▶ [Problem requirements] Show each line of the data below that has the string "this" in it.

▶ [Exercise materials]
* START *
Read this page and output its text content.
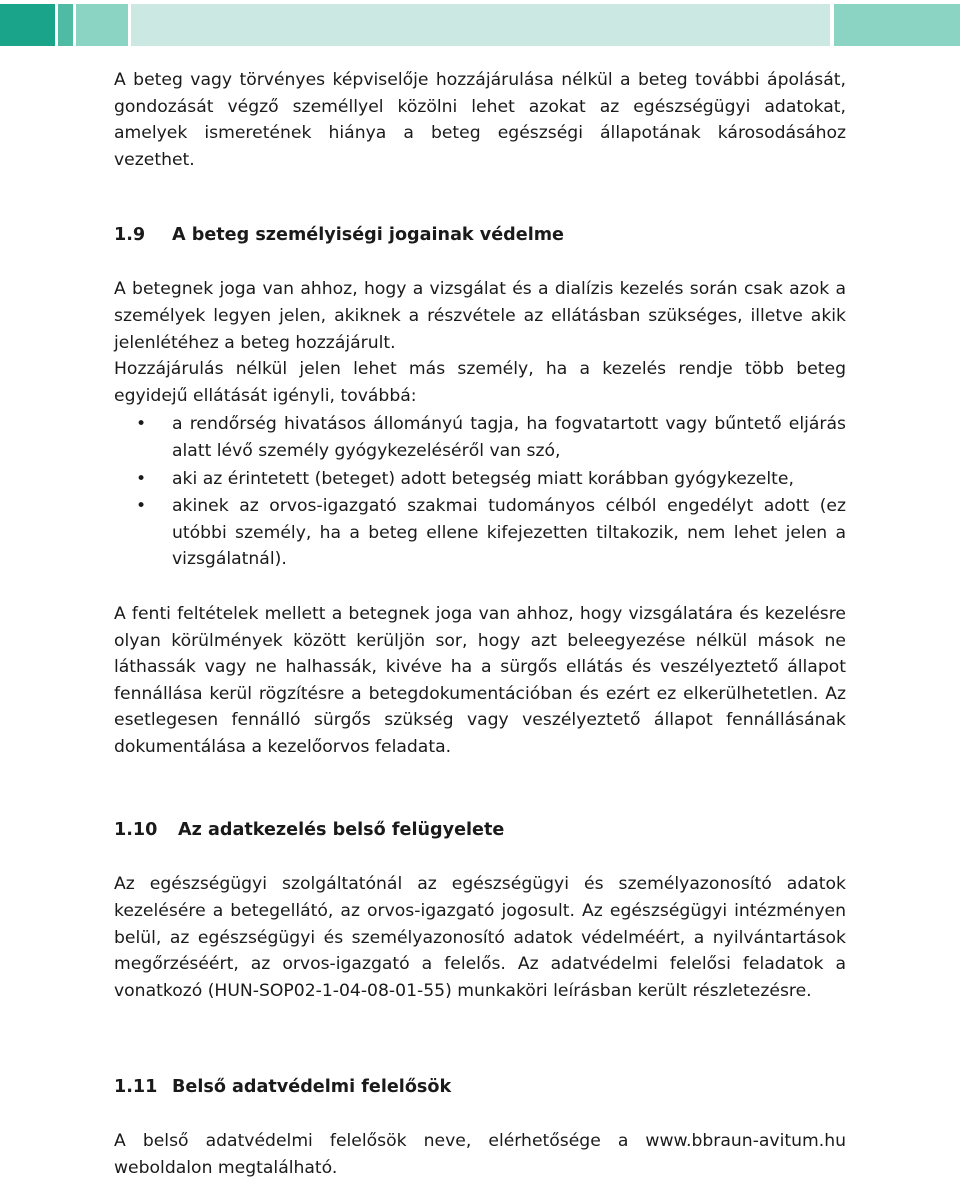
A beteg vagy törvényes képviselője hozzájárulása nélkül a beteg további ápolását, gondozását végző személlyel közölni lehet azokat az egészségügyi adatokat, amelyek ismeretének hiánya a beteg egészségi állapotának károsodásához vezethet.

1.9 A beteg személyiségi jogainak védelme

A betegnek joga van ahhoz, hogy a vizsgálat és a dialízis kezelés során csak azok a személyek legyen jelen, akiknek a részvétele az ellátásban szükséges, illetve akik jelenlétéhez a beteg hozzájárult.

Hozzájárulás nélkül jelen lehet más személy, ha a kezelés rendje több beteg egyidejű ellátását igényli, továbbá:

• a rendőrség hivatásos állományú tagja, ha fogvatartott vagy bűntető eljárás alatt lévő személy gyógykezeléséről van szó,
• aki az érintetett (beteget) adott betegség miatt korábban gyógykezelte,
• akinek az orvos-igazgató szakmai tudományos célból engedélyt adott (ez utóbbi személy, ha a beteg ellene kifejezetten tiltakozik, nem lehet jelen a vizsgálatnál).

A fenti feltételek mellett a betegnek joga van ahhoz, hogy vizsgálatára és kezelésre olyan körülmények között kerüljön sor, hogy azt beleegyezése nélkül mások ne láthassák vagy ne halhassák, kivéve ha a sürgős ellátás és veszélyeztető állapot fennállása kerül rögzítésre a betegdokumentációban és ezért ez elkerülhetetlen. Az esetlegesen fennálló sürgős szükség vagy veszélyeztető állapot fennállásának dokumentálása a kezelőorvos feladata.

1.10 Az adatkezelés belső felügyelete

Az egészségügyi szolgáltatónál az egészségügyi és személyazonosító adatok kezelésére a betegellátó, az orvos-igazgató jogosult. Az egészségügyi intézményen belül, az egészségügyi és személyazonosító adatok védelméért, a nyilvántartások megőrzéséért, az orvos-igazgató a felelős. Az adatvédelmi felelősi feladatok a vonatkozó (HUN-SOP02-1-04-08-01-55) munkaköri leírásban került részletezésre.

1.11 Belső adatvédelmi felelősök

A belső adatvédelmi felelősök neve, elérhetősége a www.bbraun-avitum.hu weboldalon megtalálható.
* END *
* START *
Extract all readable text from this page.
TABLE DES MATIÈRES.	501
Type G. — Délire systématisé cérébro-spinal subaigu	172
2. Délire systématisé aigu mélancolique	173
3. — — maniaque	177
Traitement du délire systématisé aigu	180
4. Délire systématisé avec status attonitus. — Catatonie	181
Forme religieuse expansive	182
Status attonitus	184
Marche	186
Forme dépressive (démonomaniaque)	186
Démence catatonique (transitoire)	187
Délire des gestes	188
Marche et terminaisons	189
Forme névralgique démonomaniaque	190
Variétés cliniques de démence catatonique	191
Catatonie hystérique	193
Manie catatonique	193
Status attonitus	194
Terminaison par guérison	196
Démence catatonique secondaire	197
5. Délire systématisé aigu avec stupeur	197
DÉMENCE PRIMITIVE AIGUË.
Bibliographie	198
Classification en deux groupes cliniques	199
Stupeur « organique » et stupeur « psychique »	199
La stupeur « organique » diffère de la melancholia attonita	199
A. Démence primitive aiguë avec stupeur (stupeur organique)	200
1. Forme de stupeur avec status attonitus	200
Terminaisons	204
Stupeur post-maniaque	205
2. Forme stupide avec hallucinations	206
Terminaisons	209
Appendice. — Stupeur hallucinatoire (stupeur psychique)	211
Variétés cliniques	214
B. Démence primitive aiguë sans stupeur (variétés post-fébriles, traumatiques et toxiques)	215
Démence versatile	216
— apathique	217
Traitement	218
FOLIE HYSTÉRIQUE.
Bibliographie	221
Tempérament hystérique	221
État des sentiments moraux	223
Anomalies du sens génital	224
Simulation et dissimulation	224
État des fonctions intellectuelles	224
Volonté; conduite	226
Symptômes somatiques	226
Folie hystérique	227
* END *
▶ [The answer]
Read this page and output its text content.
Extract all readable text from this page.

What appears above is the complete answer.